- **Required work**: Copy every line from the material below that holds "Benin".

Saved entries
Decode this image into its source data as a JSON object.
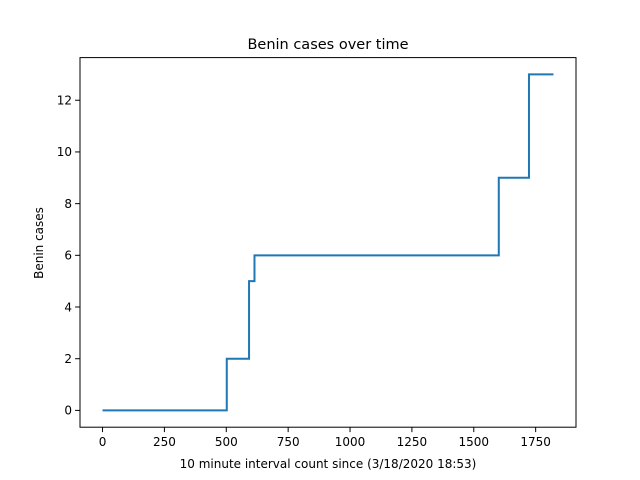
{
  "chart_data": {
    "type": "line",
    "title": "Benin cases over time",
    "xlabel": "10 minute interval count since (3/18/2020 18:53)",
    "ylabel": "Benin cases",
    "xlim": [
      -91,
      1913
    ],
    "ylim": [
      -0.65,
      13.65
    ],
    "x_ticks": [
      0,
      250,
      500,
      750,
      1000,
      1250,
      1500,
      1750
    ],
    "y_ticks": [
      0,
      2,
      4,
      6,
      8,
      10,
      12
    ],
    "grid": false,
    "series": [
      {
        "color": "#1f77b4",
        "step": "post",
        "x": [
          0,
          502,
          592,
          614,
          1601,
          1723,
          1822
        ],
        "y": [
          0,
          2,
          5,
          6,
          9,
          13,
          13
        ]
      }
    ]
  }
}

- **Output below**:
    "title": "Benin cases over time",
    "ylabel": "Benin cases",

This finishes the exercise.